» JOB
Transcribe every one of the following lines without changing any character.

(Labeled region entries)
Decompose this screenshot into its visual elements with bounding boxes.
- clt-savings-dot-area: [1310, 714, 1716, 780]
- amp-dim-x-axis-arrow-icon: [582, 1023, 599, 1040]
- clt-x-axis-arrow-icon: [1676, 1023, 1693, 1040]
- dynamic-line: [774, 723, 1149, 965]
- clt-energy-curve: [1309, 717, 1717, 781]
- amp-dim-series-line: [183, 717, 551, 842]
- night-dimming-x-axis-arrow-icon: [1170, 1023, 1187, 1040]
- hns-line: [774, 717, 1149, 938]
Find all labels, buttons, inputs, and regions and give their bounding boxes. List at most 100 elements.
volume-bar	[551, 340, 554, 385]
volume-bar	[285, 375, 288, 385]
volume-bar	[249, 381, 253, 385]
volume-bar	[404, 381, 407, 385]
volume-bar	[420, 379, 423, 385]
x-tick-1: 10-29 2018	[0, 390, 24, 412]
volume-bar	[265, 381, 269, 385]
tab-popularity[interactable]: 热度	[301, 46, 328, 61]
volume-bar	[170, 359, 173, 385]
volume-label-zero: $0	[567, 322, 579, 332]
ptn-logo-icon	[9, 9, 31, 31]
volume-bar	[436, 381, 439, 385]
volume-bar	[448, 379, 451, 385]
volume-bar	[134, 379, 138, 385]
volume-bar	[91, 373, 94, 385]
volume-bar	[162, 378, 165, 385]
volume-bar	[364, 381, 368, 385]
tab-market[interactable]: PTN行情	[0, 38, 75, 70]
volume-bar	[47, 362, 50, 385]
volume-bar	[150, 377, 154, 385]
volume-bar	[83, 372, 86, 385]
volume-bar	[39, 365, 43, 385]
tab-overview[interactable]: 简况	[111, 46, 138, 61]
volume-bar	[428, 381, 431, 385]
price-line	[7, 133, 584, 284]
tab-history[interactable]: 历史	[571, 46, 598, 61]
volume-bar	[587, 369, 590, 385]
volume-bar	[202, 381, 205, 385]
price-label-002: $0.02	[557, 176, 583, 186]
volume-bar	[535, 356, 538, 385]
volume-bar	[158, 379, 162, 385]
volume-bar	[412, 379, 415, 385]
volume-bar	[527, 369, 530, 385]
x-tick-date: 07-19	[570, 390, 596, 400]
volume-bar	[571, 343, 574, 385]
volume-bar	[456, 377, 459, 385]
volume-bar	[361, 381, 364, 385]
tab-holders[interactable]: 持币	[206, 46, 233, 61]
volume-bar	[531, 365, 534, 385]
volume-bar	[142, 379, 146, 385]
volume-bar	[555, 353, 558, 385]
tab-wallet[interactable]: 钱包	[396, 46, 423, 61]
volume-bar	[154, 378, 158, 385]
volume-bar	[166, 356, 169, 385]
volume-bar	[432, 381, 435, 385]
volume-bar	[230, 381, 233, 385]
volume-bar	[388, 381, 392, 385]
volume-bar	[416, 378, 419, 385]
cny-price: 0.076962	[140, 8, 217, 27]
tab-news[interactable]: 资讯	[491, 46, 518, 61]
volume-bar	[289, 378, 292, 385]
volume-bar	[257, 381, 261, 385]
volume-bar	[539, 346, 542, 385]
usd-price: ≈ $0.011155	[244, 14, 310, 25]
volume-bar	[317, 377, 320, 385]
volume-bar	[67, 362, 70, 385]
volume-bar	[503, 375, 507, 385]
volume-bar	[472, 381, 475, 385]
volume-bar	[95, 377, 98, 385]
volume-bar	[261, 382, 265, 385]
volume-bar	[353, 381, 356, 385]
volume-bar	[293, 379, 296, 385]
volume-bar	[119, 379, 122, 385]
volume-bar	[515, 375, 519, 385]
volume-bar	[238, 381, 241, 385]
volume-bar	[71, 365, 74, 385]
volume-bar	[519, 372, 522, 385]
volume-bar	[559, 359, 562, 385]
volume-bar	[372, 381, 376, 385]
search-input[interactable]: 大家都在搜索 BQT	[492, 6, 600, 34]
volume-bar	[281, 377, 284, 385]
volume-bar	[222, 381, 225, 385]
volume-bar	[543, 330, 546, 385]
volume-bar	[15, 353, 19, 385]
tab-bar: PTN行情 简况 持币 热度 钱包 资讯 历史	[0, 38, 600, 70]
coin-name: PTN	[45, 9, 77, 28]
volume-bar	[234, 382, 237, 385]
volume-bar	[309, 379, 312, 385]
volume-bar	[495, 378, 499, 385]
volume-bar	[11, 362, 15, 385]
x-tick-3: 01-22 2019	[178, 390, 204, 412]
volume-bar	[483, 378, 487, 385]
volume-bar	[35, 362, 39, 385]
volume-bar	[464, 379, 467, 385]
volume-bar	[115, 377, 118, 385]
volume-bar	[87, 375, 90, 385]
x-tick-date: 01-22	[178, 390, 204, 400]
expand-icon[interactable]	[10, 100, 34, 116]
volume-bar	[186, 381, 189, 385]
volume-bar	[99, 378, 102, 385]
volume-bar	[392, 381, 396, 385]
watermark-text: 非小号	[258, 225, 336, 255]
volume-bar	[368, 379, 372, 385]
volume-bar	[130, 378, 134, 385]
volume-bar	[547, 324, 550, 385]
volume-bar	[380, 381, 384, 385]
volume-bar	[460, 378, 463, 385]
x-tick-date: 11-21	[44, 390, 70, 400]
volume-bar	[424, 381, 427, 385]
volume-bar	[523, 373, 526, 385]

» RESPONSE FOR THIS EXERCISE
Decompose this screenshot into its visual elements with bounding boxes.
- clt-savings-dot-area: [1310, 714, 1716, 780]
- amp-dim-x-axis-arrow-icon: [582, 1023, 599, 1040]
- clt-x-axis-arrow-icon: [1676, 1023, 1693, 1040]
- dynamic-line: [774, 723, 1149, 965]
- clt-energy-curve: [1309, 717, 1717, 781]
- amp-dim-series-line: [183, 717, 551, 842]
- night-dimming-x-axis-arrow-icon: [1170, 1023, 1187, 1040]
- hns-line: [774, 717, 1149, 938]
Find all labels, buttons, inputs, and regions and give their bounding boxes. List at most 100 elements.
volume-bar	[551, 340, 554, 385]
volume-bar	[285, 375, 288, 385]
volume-bar	[249, 381, 253, 385]
volume-bar	[404, 381, 407, 385]
volume-bar	[420, 379, 423, 385]
x-tick-1: 10-29 2018	[0, 390, 24, 412]
volume-bar	[265, 381, 269, 385]
tab-popularity[interactable]: 热度	[301, 46, 328, 61]
volume-bar	[170, 359, 173, 385]
volume-label-zero: $0	[567, 322, 579, 332]
ptn-logo-icon	[9, 9, 31, 31]
volume-bar	[436, 381, 439, 385]
volume-bar	[448, 379, 451, 385]
volume-bar	[134, 379, 138, 385]
volume-bar	[91, 373, 94, 385]
volume-bar	[162, 378, 165, 385]
volume-bar	[364, 381, 368, 385]
tab-market[interactable]: PTN行情	[0, 38, 75, 70]
volume-bar	[47, 362, 50, 385]
volume-bar	[150, 377, 154, 385]
volume-bar	[83, 372, 86, 385]
volume-bar	[39, 365, 43, 385]
tab-overview[interactable]: 简况	[111, 46, 138, 61]
volume-bar	[428, 381, 431, 385]
price-line	[7, 133, 584, 284]
tab-history[interactable]: 历史	[571, 46, 598, 61]
volume-bar	[587, 369, 590, 385]
volume-bar	[202, 381, 205, 385]
price-label-002: $0.02	[557, 176, 583, 186]
volume-bar	[535, 356, 538, 385]
volume-bar	[158, 379, 162, 385]
volume-bar	[412, 379, 415, 385]
volume-bar	[527, 369, 530, 385]
x-tick-date: 07-19	[570, 390, 596, 400]
volume-bar	[571, 343, 574, 385]
volume-bar	[456, 377, 459, 385]
volume-bar	[361, 381, 364, 385]
tab-holders[interactable]: 持币	[206, 46, 233, 61]
volume-bar	[531, 365, 534, 385]
volume-bar	[142, 379, 146, 385]
volume-bar	[555, 353, 558, 385]
tab-wallet[interactable]: 钱包	[396, 46, 423, 61]
volume-bar	[154, 378, 158, 385]
volume-bar	[166, 356, 169, 385]
volume-bar	[432, 381, 435, 385]
volume-bar	[230, 381, 233, 385]
volume-bar	[388, 381, 392, 385]
volume-bar	[416, 378, 419, 385]
cny-price: 0.076962	[140, 8, 217, 27]
tab-news[interactable]: 资讯	[491, 46, 518, 61]
volume-bar	[289, 378, 292, 385]
volume-bar	[257, 381, 261, 385]
volume-bar	[539, 346, 542, 385]
usd-price: ≈ $0.011155	[244, 14, 310, 25]
volume-bar	[317, 377, 320, 385]
volume-bar	[67, 362, 70, 385]
volume-bar	[503, 375, 507, 385]
volume-bar	[472, 381, 475, 385]
volume-bar	[95, 377, 98, 385]
volume-bar	[261, 382, 265, 385]
volume-bar	[353, 381, 356, 385]
volume-bar	[293, 379, 296, 385]
volume-bar	[119, 379, 122, 385]
volume-bar	[515, 375, 519, 385]
volume-bar	[238, 381, 241, 385]
volume-bar	[71, 365, 74, 385]
volume-bar	[519, 372, 522, 385]
volume-bar	[559, 359, 562, 385]
volume-bar	[372, 381, 376, 385]
search-input[interactable]: 大家都在搜索 BQT	[492, 6, 600, 34]
volume-bar	[281, 377, 284, 385]
volume-bar	[222, 381, 225, 385]
volume-bar	[543, 330, 546, 385]
volume-bar	[15, 353, 19, 385]
tab-bar: PTN行情 简况 持币 热度 钱包 资讯 历史	[0, 38, 600, 70]
coin-name: PTN	[45, 9, 77, 28]
volume-bar	[234, 382, 237, 385]
volume-bar	[309, 379, 312, 385]
volume-bar	[495, 378, 499, 385]
volume-bar	[11, 362, 15, 385]
x-tick-3: 01-22 2019	[178, 390, 204, 412]
volume-bar	[483, 378, 487, 385]
volume-bar	[35, 362, 39, 385]
volume-bar	[464, 379, 467, 385]
volume-bar	[115, 377, 118, 385]
volume-bar	[87, 375, 90, 385]
x-tick-date: 01-22	[178, 390, 204, 400]
expand-icon[interactable]	[10, 100, 34, 116]
volume-bar	[186, 381, 189, 385]
volume-bar	[99, 378, 102, 385]
volume-bar	[392, 381, 396, 385]
watermark-text: 非小号	[258, 225, 336, 255]
volume-bar	[368, 379, 372, 385]
volume-bar	[130, 378, 134, 385]
volume-bar	[547, 324, 550, 385]
volume-bar	[380, 381, 384, 385]
volume-bar	[460, 378, 463, 385]
x-tick-date: 11-21	[44, 390, 70, 400]
volume-bar	[424, 381, 427, 385]
volume-bar	[523, 373, 526, 385]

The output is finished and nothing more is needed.